[Set task] Report how many lines of the following entries include the string "xlabel"; respond with the number alone.
═══
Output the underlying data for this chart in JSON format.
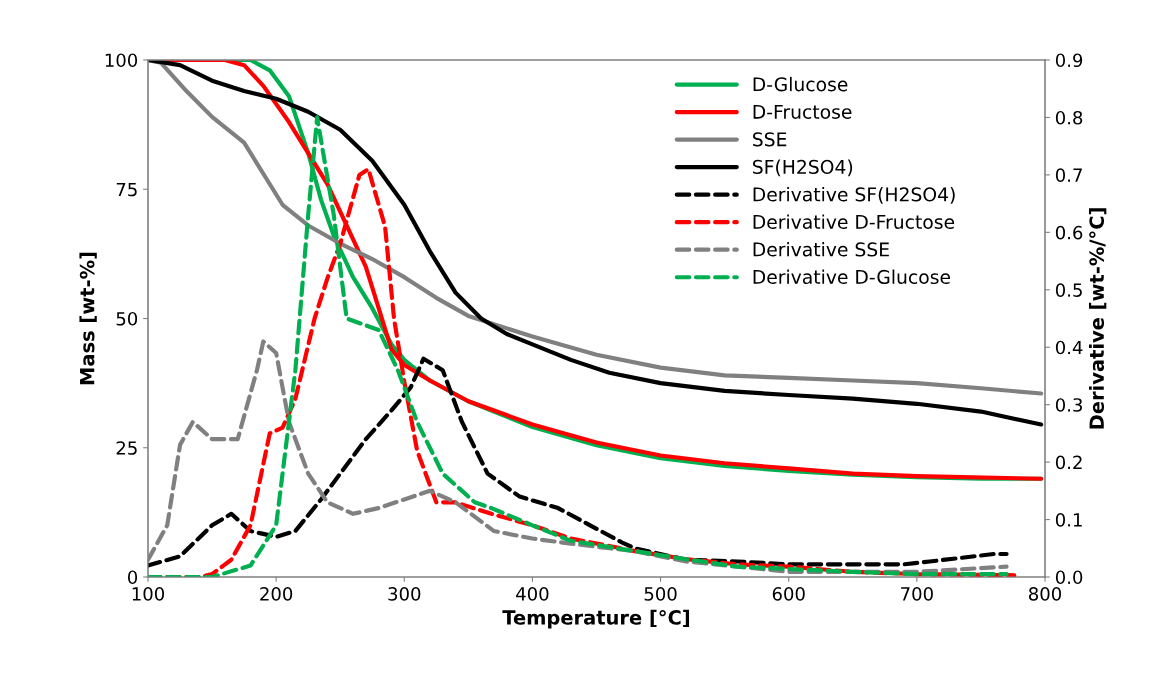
{
  "chart_data": {
    "type": "line",
    "xlabel": "Temperature [°C]",
    "ylabel": "Mass [wt-%]",
    "y2label": "Derivative [wt-%/°C]",
    "xlim": [
      100,
      800
    ],
    "xticks": [
      100,
      200,
      300,
      400,
      500,
      600,
      700,
      800
    ],
    "ylim": [
      0,
      100
    ],
    "yticks": [
      0,
      25,
      50,
      75,
      100
    ],
    "y2lim": [
      0,
      0.9
    ],
    "y2ticks": [
      {
        "value": 0,
        "label": "0.0"
      },
      0.1,
      0.2,
      0.3,
      0.4,
      0.5,
      0.6,
      0.7,
      0.8,
      0.9
    ],
    "grid": false,
    "legend": "top right",
    "marker": "none",
    "series": [
      {
        "name": "D-Glucose",
        "color": "#00b050",
        "line_style": "solid",
        "x": [
          100,
          180,
          195,
          210,
          225,
          235,
          245,
          260,
          275,
          290,
          300,
          320,
          350,
          400,
          450,
          500,
          550,
          600,
          650,
          700,
          750,
          797
        ],
        "values": [
          100,
          100,
          98,
          93,
          82,
          73,
          66,
          58,
          52,
          45,
          42,
          38,
          34,
          29,
          25.5,
          23,
          21.5,
          20.5,
          19.8,
          19.3,
          19,
          19
        ]
      },
      {
        "name": "D-Fructose",
        "color": "#ff0000",
        "line_style": "solid",
        "x": [
          100,
          160,
          175,
          190,
          210,
          225,
          240,
          255,
          270,
          280,
          290,
          300,
          320,
          350,
          400,
          450,
          500,
          550,
          600,
          650,
          700,
          797
        ],
        "values": [
          100,
          100,
          99,
          95,
          88,
          82,
          76,
          68,
          60,
          52,
          44,
          41,
          38,
          34,
          29.5,
          26,
          23.5,
          22,
          21,
          20,
          19.5,
          19
        ]
      },
      {
        "name": "SSE",
        "color": "#808080",
        "line_style": "solid",
        "x": [
          100,
          110,
          130,
          150,
          175,
          190,
          205,
          225,
          250,
          275,
          300,
          325,
          350,
          400,
          450,
          500,
          550,
          600,
          650,
          700,
          750,
          797
        ],
        "values": [
          100,
          99.5,
          94,
          89,
          84,
          78,
          72,
          68,
          64.5,
          61.5,
          58,
          54,
          50.5,
          46.5,
          43,
          40.5,
          39,
          38.5,
          38,
          37.5,
          36.5,
          35.5
        ]
      },
      {
        "name": "SF(H2SO4)",
        "color": "#000000",
        "line_style": "solid",
        "x": [
          100,
          125,
          150,
          175,
          200,
          225,
          250,
          275,
          300,
          320,
          340,
          360,
          380,
          400,
          430,
          460,
          500,
          550,
          600,
          650,
          700,
          750,
          797
        ],
        "values": [
          100,
          99,
          96,
          94,
          92.5,
          90,
          86.5,
          80.5,
          72,
          63,
          55,
          50,
          47,
          45,
          42,
          39.5,
          37.5,
          36,
          35.2,
          34.5,
          33.5,
          32,
          29.5
        ]
      },
      {
        "name": "Derivative SF(H2SO4)",
        "color": "#000000",
        "line_style": "dashed",
        "axis": "y2",
        "x": [
          100,
          125,
          150,
          165,
          180,
          200,
          215,
          235,
          250,
          270,
          290,
          305,
          315,
          330,
          345,
          365,
          390,
          420,
          445,
          470,
          480,
          520,
          560,
          600,
          640,
          690,
          710,
          760,
          770
        ],
        "values": [
          0.02,
          0.036,
          0.09,
          0.11,
          0.08,
          0.07,
          0.08,
          0.135,
          0.18,
          0.24,
          0.29,
          0.33,
          0.38,
          0.36,
          0.27,
          0.18,
          0.14,
          0.12,
          0.09,
          0.06,
          0.05,
          0.03,
          0.027,
          0.022,
          0.022,
          0.022,
          0.027,
          0.04,
          0.04
        ]
      },
      {
        "name": "Derivative D-Fructose",
        "color": "#ff0000",
        "line_style": "dashed",
        "axis": "y2",
        "x": [
          100,
          140,
          150,
          165,
          180,
          195,
          205,
          215,
          230,
          240,
          250,
          265,
          272,
          285,
          292,
          300,
          310,
          325,
          340,
          368,
          400,
          430,
          460,
          480,
          520,
          560,
          600,
          650,
          700,
          776
        ],
        "values": [
          0,
          0,
          0.005,
          0.03,
          0.09,
          0.25,
          0.26,
          0.31,
          0.45,
          0.52,
          0.58,
          0.7,
          0.71,
          0.61,
          0.45,
          0.34,
          0.22,
          0.13,
          0.13,
          0.11,
          0.09,
          0.067,
          0.054,
          0.045,
          0.031,
          0.022,
          0.018,
          0.009,
          0.005,
          0.003
        ]
      },
      {
        "name": "Derivative SSE",
        "color": "#808080",
        "line_style": "dashed",
        "axis": "y2",
        "x": [
          100,
          115,
          125,
          135,
          150,
          170,
          185,
          190,
          200,
          210,
          225,
          240,
          260,
          280,
          300,
          320,
          340,
          370,
          400,
          430,
          460,
          480,
          520,
          560,
          600,
          650,
          700,
          770
        ],
        "values": [
          0.03,
          0.09,
          0.23,
          0.27,
          0.24,
          0.24,
          0.36,
          0.41,
          0.39,
          0.27,
          0.18,
          0.13,
          0.11,
          0.12,
          0.135,
          0.15,
          0.13,
          0.08,
          0.067,
          0.058,
          0.05,
          0.045,
          0.027,
          0.018,
          0.009,
          0.009,
          0.009,
          0.018
        ]
      },
      {
        "name": "Derivative D-Glucose",
        "color": "#00b050",
        "line_style": "dashed",
        "axis": "y2",
        "x": [
          100,
          150,
          180,
          200,
          215,
          225,
          232,
          245,
          255,
          280,
          295,
          310,
          330,
          355,
          368,
          400,
          430,
          480,
          520,
          560,
          600,
          650,
          700,
          770
        ],
        "values": [
          0,
          0,
          0.02,
          0.09,
          0.36,
          0.63,
          0.8,
          0.63,
          0.45,
          0.43,
          0.36,
          0.27,
          0.18,
          0.13,
          0.12,
          0.09,
          0.063,
          0.045,
          0.031,
          0.018,
          0.014,
          0.009,
          0.005,
          0.005
        ]
      }
    ]
  }
}
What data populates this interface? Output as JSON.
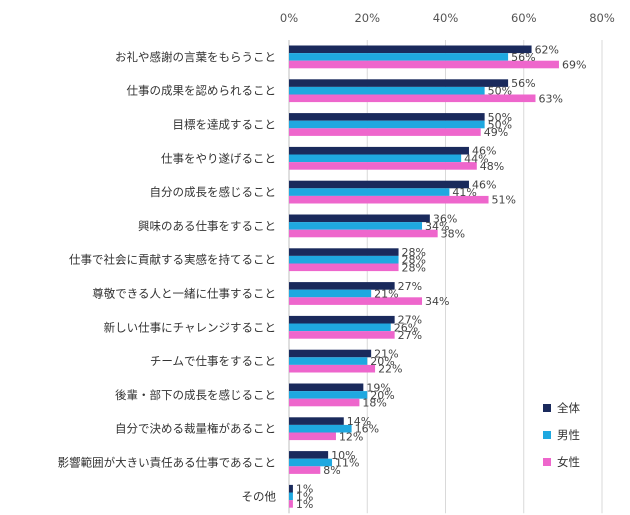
{
  "chart_data": {
    "type": "bar",
    "orientation": "horizontal",
    "categories": [
      "お礼や感謝の言葉をもらうこと",
      "仕事の成果を認められること",
      "目標を達成すること",
      "仕事をやり遂げること",
      "自分の成長を感じること",
      "興味のある仕事をすること",
      "仕事で社会に貢献する実感を持てること",
      "尊敬できる人と一緒に仕事すること",
      "新しい仕事にチャレンジすること",
      "チームで仕事をすること",
      "後輩・部下の成長を感じること",
      "自分で決める裁量権があること",
      "影響範囲が大きい責任ある仕事であること",
      "その他"
    ],
    "series": [
      {
        "name": "全体",
        "color": "#1a2a5c",
        "values": [
          62,
          56,
          50,
          46,
          46,
          36,
          28,
          27,
          27,
          21,
          19,
          14,
          10,
          1
        ]
      },
      {
        "name": "男性",
        "color": "#1fa8e0",
        "values": [
          56,
          50,
          50,
          44,
          41,
          34,
          28,
          21,
          26,
          20,
          20,
          16,
          11,
          1
        ]
      },
      {
        "name": "女性",
        "color": "#ee66cc",
        "values": [
          69,
          63,
          49,
          48,
          51,
          38,
          28,
          34,
          27,
          22,
          18,
          12,
          8,
          1
        ]
      }
    ],
    "x_ticks": [
      "0%",
      "20%",
      "40%",
      "60%",
      "80%"
    ],
    "xlim": [
      0,
      80
    ],
    "value_suffix": "%",
    "grid": true,
    "legend_position": "bottom-right",
    "title": "",
    "xlabel": "",
    "ylabel": ""
  }
}
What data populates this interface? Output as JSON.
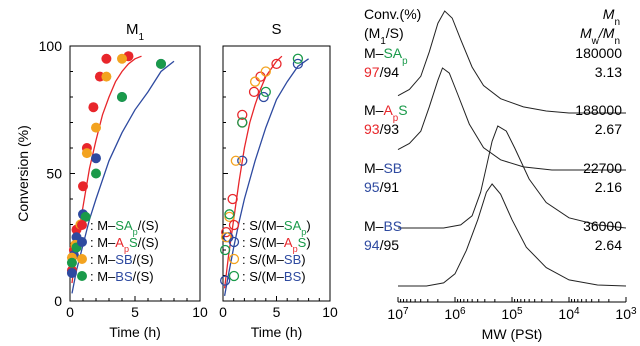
{
  "chart_data": [
    {
      "type": "scatter",
      "panel_label": "M",
      "panel_sub": "1",
      "xlabel": "Time (h)",
      "ylabel": "Conversion (%)",
      "xlim": [
        0,
        10
      ],
      "ylim": [
        0,
        100
      ],
      "xticks": [
        "0",
        "5",
        "10"
      ],
      "yticks": [
        "0",
        "50",
        "100"
      ],
      "series": [
        {
          "name": "M–SAp/(S)",
          "marker": "filled",
          "color": "#e8262b",
          "points": [
            [
              0.15,
              12
            ],
            [
              0.3,
              20
            ],
            [
              0.5,
              28
            ],
            [
              1.0,
              45
            ],
            [
              1.3,
              60
            ],
            [
              1.8,
              76
            ],
            [
              2.3,
              88
            ],
            [
              2.8,
              95
            ],
            [
              4.5,
              96
            ]
          ]
        },
        {
          "name": "M–ApS/(S)",
          "marker": "filled",
          "color": "#2e4aa0",
          "points": [
            [
              0.15,
              11
            ],
            [
              0.3,
              18
            ],
            [
              0.5,
              25
            ],
            [
              1.0,
              34
            ],
            [
              2.0,
              56
            ],
            [
              4.0,
              80
            ],
            [
              7.0,
              93
            ]
          ]
        },
        {
          "name": "M–SB/(S)",
          "marker": "filled",
          "color": "#f3a320",
          "points": [
            [
              0.15,
              17
            ],
            [
              0.4,
              22
            ],
            [
              0.8,
              30
            ],
            [
              1.3,
              58
            ],
            [
              2.0,
              68
            ],
            [
              2.8,
              88
            ],
            [
              4.0,
              95
            ]
          ]
        },
        {
          "name": "M–BS/(S)",
          "marker": "filled",
          "color": "#1a9a4a",
          "points": [
            [
              0.15,
              15
            ],
            [
              0.5,
              21
            ],
            [
              1.2,
              33
            ],
            [
              2.0,
              50
            ],
            [
              4.0,
              80
            ],
            [
              7.0,
              93
            ]
          ]
        }
      ],
      "fits": [
        {
          "color": "#e8262b",
          "points": [
            [
              0.15,
              7
            ],
            [
              0.5,
              22
            ],
            [
              1,
              37
            ],
            [
              1.5,
              52
            ],
            [
              2,
              63
            ],
            [
              2.5,
              73
            ],
            [
              3,
              80
            ],
            [
              3.5,
              86
            ],
            [
              4,
              90
            ],
            [
              4.5,
              93
            ],
            [
              5,
              95
            ],
            [
              5.5,
              96
            ]
          ]
        },
        {
          "color": "#2e4aa0",
          "points": [
            [
              0.15,
              3
            ],
            [
              0.5,
              12
            ],
            [
              1,
              22
            ],
            [
              1.5,
              32
            ],
            [
              2,
              40
            ],
            [
              3,
              55
            ],
            [
              4,
              66
            ],
            [
              5,
              75
            ],
            [
              6,
              82
            ],
            [
              7,
              90
            ],
            [
              8,
              94
            ]
          ]
        }
      ],
      "legend_placement": "bottom-right",
      "legend": [
        {
          "marker_color": "#e8262b",
          "marker": "filled",
          "prefix": ": M–",
          "parts": [
            {
              "text": "SA",
              "color": "#1a9a4a"
            },
            {
              "text": "p",
              "color": "#1a9a4a",
              "sub": true
            },
            {
              "text": "/(S)",
              "color": "#000"
            }
          ]
        },
        {
          "marker_color": "#2e4aa0",
          "marker": "filled",
          "prefix": ": M–",
          "parts": [
            {
              "text": "A",
              "color": "#e8262b"
            },
            {
              "text": "p",
              "color": "#e8262b",
              "sub": true
            },
            {
              "text": "S",
              "color": "#1a9a4a"
            },
            {
              "text": "/(S)",
              "color": "#000"
            }
          ]
        },
        {
          "marker_color": "#f3a320",
          "marker": "filled",
          "prefix": ": M–",
          "parts": [
            {
              "text": "SB",
              "color": "#2e4aa0"
            },
            {
              "text": "/(S)",
              "color": "#000"
            }
          ]
        },
        {
          "marker_color": "#1a9a4a",
          "marker": "filled",
          "prefix": ": M–",
          "parts": [
            {
              "text": "BS",
              "color": "#2e4aa0"
            },
            {
              "text": "/(S)",
              "color": "#000"
            }
          ]
        }
      ]
    },
    {
      "type": "scatter",
      "panel_label": "S",
      "xlabel": "Time (h)",
      "xlim": [
        0,
        10
      ],
      "ylim": [
        0,
        100
      ],
      "xticks": [
        "0",
        "5",
        "10"
      ],
      "series": [
        {
          "name": "S/(M–SAp)",
          "marker": "open",
          "color": "#e8262b",
          "points": [
            [
              0.3,
              27
            ],
            [
              0.9,
              40
            ],
            [
              1.8,
              70
            ],
            [
              1.8,
              73
            ],
            [
              2.9,
              82
            ],
            [
              3.5,
              88
            ],
            [
              5.0,
              93
            ]
          ]
        },
        {
          "name": "S/(M–ApS)",
          "marker": "open",
          "color": "#2e4aa0",
          "points": [
            [
              0.2,
              8
            ],
            [
              0.5,
              25
            ],
            [
              1.8,
              55
            ],
            [
              3.8,
              80
            ],
            [
              7.0,
              93
            ]
          ]
        },
        {
          "name": "S/(M–SB)",
          "marker": "open",
          "color": "#f3a320",
          "points": [
            [
              0.3,
              25
            ],
            [
              0.6,
              33
            ],
            [
              1.2,
              55
            ],
            [
              3.0,
              86
            ],
            [
              4.0,
              90
            ]
          ]
        },
        {
          "name": "S/(M–BS)",
          "marker": "open",
          "color": "#1a9a4a",
          "points": [
            [
              0.2,
              20
            ],
            [
              0.6,
              34
            ],
            [
              1.8,
              70
            ],
            [
              4.0,
              82
            ],
            [
              7.0,
              95
            ]
          ]
        }
      ],
      "fits": [
        {
          "color": "#e8262b",
          "points": [
            [
              0.15,
              5
            ],
            [
              0.5,
              17
            ],
            [
              1,
              32
            ],
            [
              1.5,
              47
            ],
            [
              2,
              60
            ],
            [
              2.5,
              70
            ],
            [
              3,
              77
            ],
            [
              3.5,
              83
            ],
            [
              4,
              88
            ],
            [
              4.5,
              91
            ],
            [
              5,
              94
            ],
            [
              5.5,
              96
            ]
          ]
        },
        {
          "color": "#2e4aa0",
          "points": [
            [
              0.15,
              2
            ],
            [
              0.5,
              10
            ],
            [
              1,
              21
            ],
            [
              1.5,
              31
            ],
            [
              2,
              40
            ],
            [
              3,
              55
            ],
            [
              4,
              68
            ],
            [
              5,
              79
            ],
            [
              6,
              86
            ],
            [
              7,
              92
            ],
            [
              8,
              95
            ]
          ]
        }
      ],
      "legend_placement": "bottom-right",
      "legend": [
        {
          "marker_color": "#e8262b",
          "marker": "open",
          "prefix": ": S/(M–",
          "parts": [
            {
              "text": "SA",
              "color": "#1a9a4a"
            },
            {
              "text": "p",
              "color": "#1a9a4a",
              "sub": true
            },
            {
              "text": ")",
              "color": "#000"
            }
          ]
        },
        {
          "marker_color": "#2e4aa0",
          "marker": "open",
          "prefix": ": S/(M–",
          "parts": [
            {
              "text": "A",
              "color": "#e8262b"
            },
            {
              "text": "p",
              "color": "#e8262b",
              "sub": true
            },
            {
              "text": "S",
              "color": "#1a9a4a"
            },
            {
              "text": ")",
              "color": "#000"
            }
          ]
        },
        {
          "marker_color": "#f3a320",
          "marker": "open",
          "prefix": ": S/(M–",
          "parts": [
            {
              "text": "SB",
              "color": "#2e4aa0"
            },
            {
              "text": ")",
              "color": "#000"
            }
          ]
        },
        {
          "marker_color": "#1a9a4a",
          "marker": "open",
          "prefix": ": S/(M–",
          "parts": [
            {
              "text": "BS",
              "color": "#2e4aa0"
            },
            {
              "text": ")",
              "color": "#000"
            }
          ]
        }
      ]
    },
    {
      "type": "line",
      "xlabel": "MW (PSt)",
      "x_scale": "log-reversed",
      "xlim": [
        10000000,
        1000
      ],
      "xticks": [
        {
          "base": "10",
          "exp": "7",
          "value": 10000000
        },
        {
          "base": "10",
          "exp": "6",
          "value": 1000000
        },
        {
          "base": "10",
          "exp": "5",
          "value": 100000
        },
        {
          "base": "10",
          "exp": "4",
          "value": 10000
        },
        {
          "base": "10",
          "exp": "3",
          "value": 1000
        }
      ],
      "header_left": [
        "Conv.(%)",
        "(M1/S)"
      ],
      "header_right_line1": "Mn",
      "header_right_line2": "Mw/Mn",
      "traces": [
        {
          "label_parts": [
            {
              "text": "M–",
              "color": "#000"
            },
            {
              "text": "SA",
              "color": "#1a9a4a"
            },
            {
              "text": "p",
              "color": "#1a9a4a",
              "sub": true
            }
          ],
          "conv_m1": "97",
          "conv_m1_color": "#e8262b",
          "conv_s": "/94",
          "mn": "180000",
          "pdi": "3.13",
          "curve_logmw_height": [
            [
              7,
              0.17
            ],
            [
              6.8,
              0.23
            ],
            [
              6.6,
              0.36
            ],
            [
              6.45,
              0.6
            ],
            [
              6.3,
              0.88
            ],
            [
              6.18,
              1.0
            ],
            [
              6.05,
              0.93
            ],
            [
              5.9,
              0.72
            ],
            [
              5.7,
              0.45
            ],
            [
              5.5,
              0.27
            ],
            [
              5.2,
              0.14
            ],
            [
              4.8,
              0.06
            ],
            [
              4.4,
              0.02
            ],
            [
              4.0,
              0.0
            ],
            [
              3.0,
              0.0
            ]
          ]
        },
        {
          "label_parts": [
            {
              "text": "M–",
              "color": "#000"
            },
            {
              "text": "A",
              "color": "#e8262b"
            },
            {
              "text": "p",
              "color": "#e8262b",
              "sub": true
            },
            {
              "text": "S",
              "color": "#1a9a4a"
            }
          ],
          "conv_m1": "93",
          "conv_m1_color": "#e8262b",
          "conv_s": "/93",
          "mn": "188000",
          "pdi": "2.67",
          "curve_logmw_height": [
            [
              7,
              0.2
            ],
            [
              6.8,
              0.26
            ],
            [
              6.6,
              0.38
            ],
            [
              6.45,
              0.62
            ],
            [
              6.3,
              0.88
            ],
            [
              6.22,
              1.0
            ],
            [
              6.1,
              0.95
            ],
            [
              5.95,
              0.74
            ],
            [
              5.75,
              0.45
            ],
            [
              5.5,
              0.22
            ],
            [
              5.2,
              0.1
            ],
            [
              4.8,
              0.03
            ],
            [
              4.3,
              0.0
            ],
            [
              3.0,
              0.0
            ]
          ]
        },
        {
          "label_parts": [
            {
              "text": "M–",
              "color": "#000"
            },
            {
              "text": "SB",
              "color": "#2e4aa0"
            }
          ],
          "conv_m1": "95",
          "conv_m1_color": "#2e4aa0",
          "conv_s": "/91",
          "mn": "22700",
          "pdi": "2.16",
          "curve_logmw_height": [
            [
              7,
              0.0
            ],
            [
              6.2,
              0.0
            ],
            [
              5.9,
              0.03
            ],
            [
              5.7,
              0.12
            ],
            [
              5.55,
              0.35
            ],
            [
              5.45,
              0.6
            ],
            [
              5.35,
              0.85
            ],
            [
              5.25,
              1.0
            ],
            [
              5.1,
              0.95
            ],
            [
              4.95,
              0.78
            ],
            [
              4.7,
              0.48
            ],
            [
              4.4,
              0.25
            ],
            [
              4.0,
              0.1
            ],
            [
              3.5,
              0.03
            ],
            [
              3.0,
              0.0
            ]
          ]
        },
        {
          "label_parts": [
            {
              "text": "M–",
              "color": "#000"
            },
            {
              "text": "BS",
              "color": "#2e4aa0"
            }
          ],
          "conv_m1": "94",
          "conv_m1_color": "#2e4aa0",
          "conv_s": "/95",
          "mn": "36000",
          "pdi": "2.64",
          "curve_logmw_height": [
            [
              7,
              0.0
            ],
            [
              6.5,
              0.0
            ],
            [
              6.2,
              0.03
            ],
            [
              6.0,
              0.12
            ],
            [
              5.8,
              0.35
            ],
            [
              5.6,
              0.65
            ],
            [
              5.45,
              0.92
            ],
            [
              5.35,
              1.0
            ],
            [
              5.2,
              0.9
            ],
            [
              5.0,
              0.65
            ],
            [
              4.75,
              0.38
            ],
            [
              4.4,
              0.18
            ],
            [
              4.0,
              0.06
            ],
            [
              3.5,
              0.01
            ],
            [
              3.0,
              0.0
            ]
          ]
        }
      ]
    }
  ]
}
═══
[Correct response] 5